Text segment start

Optimization¶

Automatic differentiation¶

Has two distinct modes - forward and reverse.

Forward mode takes an input to the graph and evaluates the derivative of all subsequent nodes with respect to it.

Reverse mode takes an output (eg the loss) and differentiates it with respect to all inputs. This is usually more useful in neural networks since it can be used to get the derivatives for all the parameters in one pass.

Backpropagation¶

Naively summing the product of derivatives over all paths to a node is computationally intractable because the number of paths increases exponentially with depth.

Instead, the sum over paths is calculated by merging paths back together at the nodes. Derivatives can be computed either forward or backward with this method.

Further reading

Calculus on Computational Graphs: Backpropagation, Olah (2015)

Backpropagation through time (BPTT)¶

Used to train RNNs. The RNN is unfolded through time.

When dealing with long sequences (hundreds of inputs), a truncated version of BPTT is often used to reduce the computational cost. This stops backpropagating the errors after a fixed number of steps, limiting the length of the dependencies that can be learned.

Batch size¶

Pros of large batch sizes:

Decreases the variance of the updates, making convergence more stable. From this perspective, increasing the batch size has very similar effects to decreasing the learning rate.
Matrix computation is more efficient.

Cons of large batch sizes:

Very large batch sizes may not fit in memory.
Smaller number of updates for processing the same amount of data, slowing training.
Hypothesized by Keskar et al. (2016) to have worse generalization performance since they result in sharper local minima being reached.

Text segment end
Information shown start

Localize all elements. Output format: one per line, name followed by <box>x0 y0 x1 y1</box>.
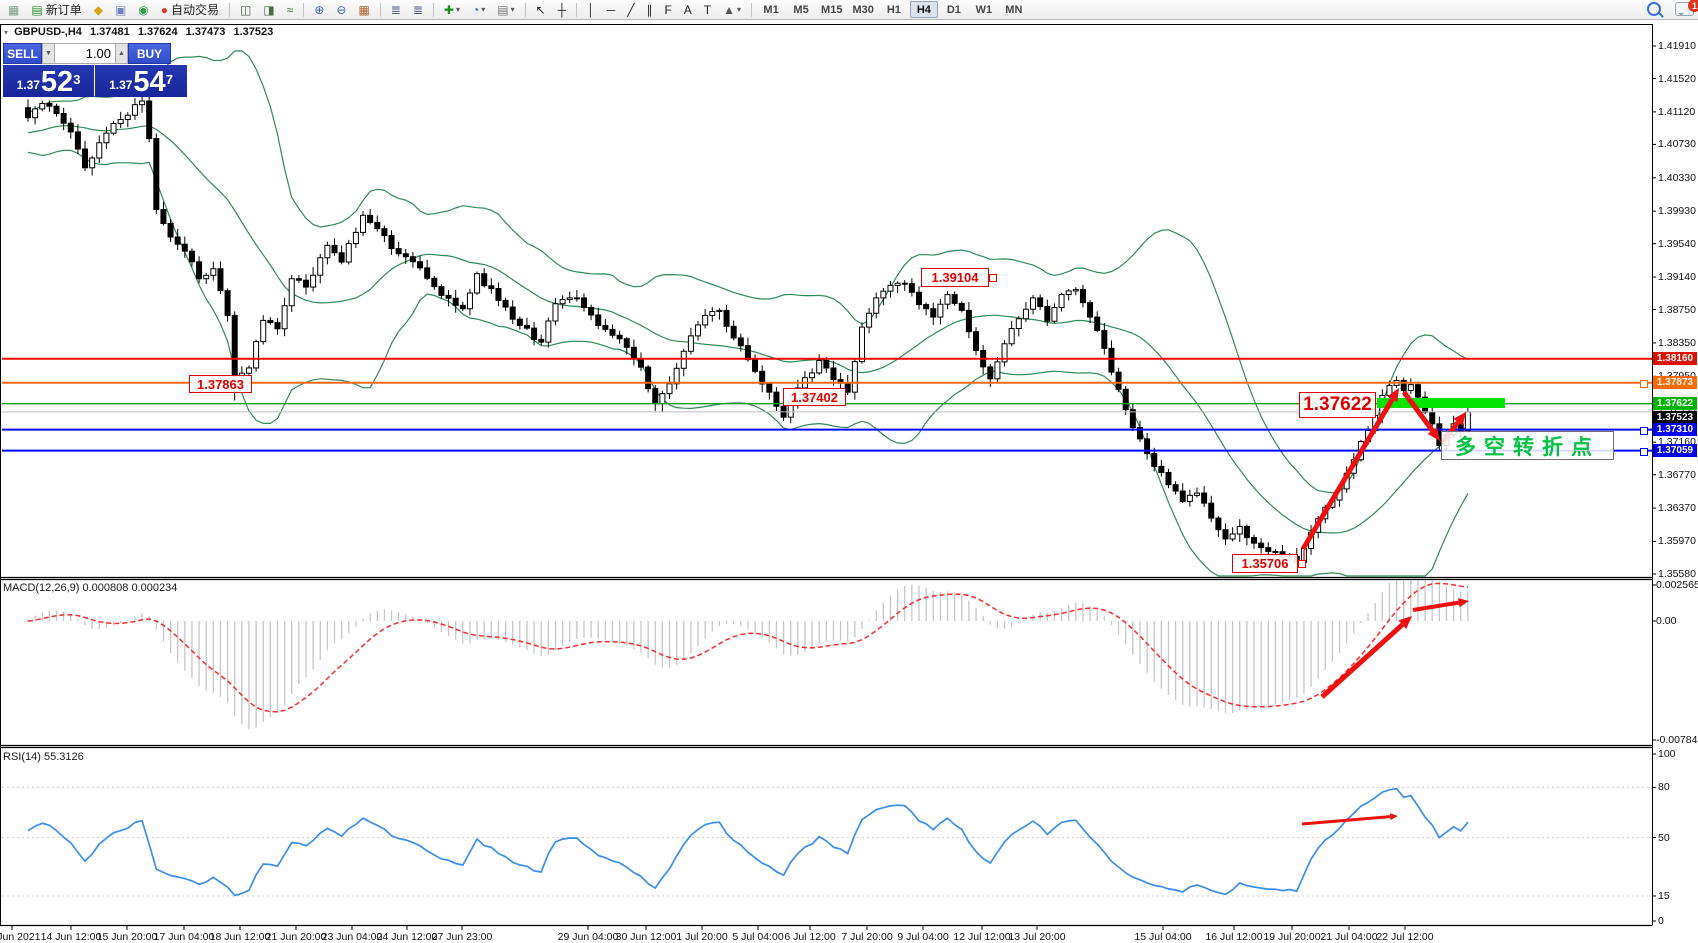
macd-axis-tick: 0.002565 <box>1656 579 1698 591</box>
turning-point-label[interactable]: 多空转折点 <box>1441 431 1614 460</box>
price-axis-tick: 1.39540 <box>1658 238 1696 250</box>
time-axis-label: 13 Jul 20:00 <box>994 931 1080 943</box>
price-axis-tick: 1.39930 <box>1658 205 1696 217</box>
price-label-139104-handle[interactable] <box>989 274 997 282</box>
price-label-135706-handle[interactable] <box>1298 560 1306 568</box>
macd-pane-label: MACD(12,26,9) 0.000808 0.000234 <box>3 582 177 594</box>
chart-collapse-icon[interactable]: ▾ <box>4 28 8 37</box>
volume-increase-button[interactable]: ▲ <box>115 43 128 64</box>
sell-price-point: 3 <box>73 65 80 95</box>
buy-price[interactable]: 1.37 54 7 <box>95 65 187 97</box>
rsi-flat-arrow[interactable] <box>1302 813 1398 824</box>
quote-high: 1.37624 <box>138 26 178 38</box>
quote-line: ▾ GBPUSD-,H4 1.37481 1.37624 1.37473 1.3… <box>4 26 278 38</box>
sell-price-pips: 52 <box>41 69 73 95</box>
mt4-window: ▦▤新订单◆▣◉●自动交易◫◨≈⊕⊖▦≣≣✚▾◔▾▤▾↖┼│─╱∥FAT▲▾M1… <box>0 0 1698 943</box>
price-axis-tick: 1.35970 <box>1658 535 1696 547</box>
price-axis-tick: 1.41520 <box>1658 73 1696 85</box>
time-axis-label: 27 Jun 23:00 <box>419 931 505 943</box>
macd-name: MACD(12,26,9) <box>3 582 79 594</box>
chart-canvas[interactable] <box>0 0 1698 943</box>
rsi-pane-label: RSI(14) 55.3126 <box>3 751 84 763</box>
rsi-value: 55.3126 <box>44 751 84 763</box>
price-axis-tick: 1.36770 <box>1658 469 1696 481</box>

Information shown end

= Request 1 =
In the optimization notes, what does truncated BPTT do to reduce computational cost on long sequences?
= Request 2 =
List every con of large batch sizes that the optimization notes give.
= Request 3 =
Write out the optimization notes passage starting with "Pros of large" and going on through "data, slowing training.", swapping "learning rate" for "step size".
Rely only on the optimization notes for these answers.

= Worked answer 1 =
It stops backpropagating the errors after a fixed number of steps.

= Worked answer 2 =
- Very large batch sizes may not fit in memory.
- A smaller number of updates for processing the same amount of data slows training.
- Keskar et al. (2016) hypothesized that they have worse generalization performance because they result in sharper local minima being reached.

= Worked answer 3 =
Pros of large batch sizes:

Decreases the variance of the updates, making convergence more stable. From this perspective, increasing the batch size has very similar effects to decreasing the step size.
Matrix computation is more efficient.

Cons of large batch sizes:

Very large batch sizes may not fit in memory.
Smaller number of updates for processing the same amount of data, slowing training.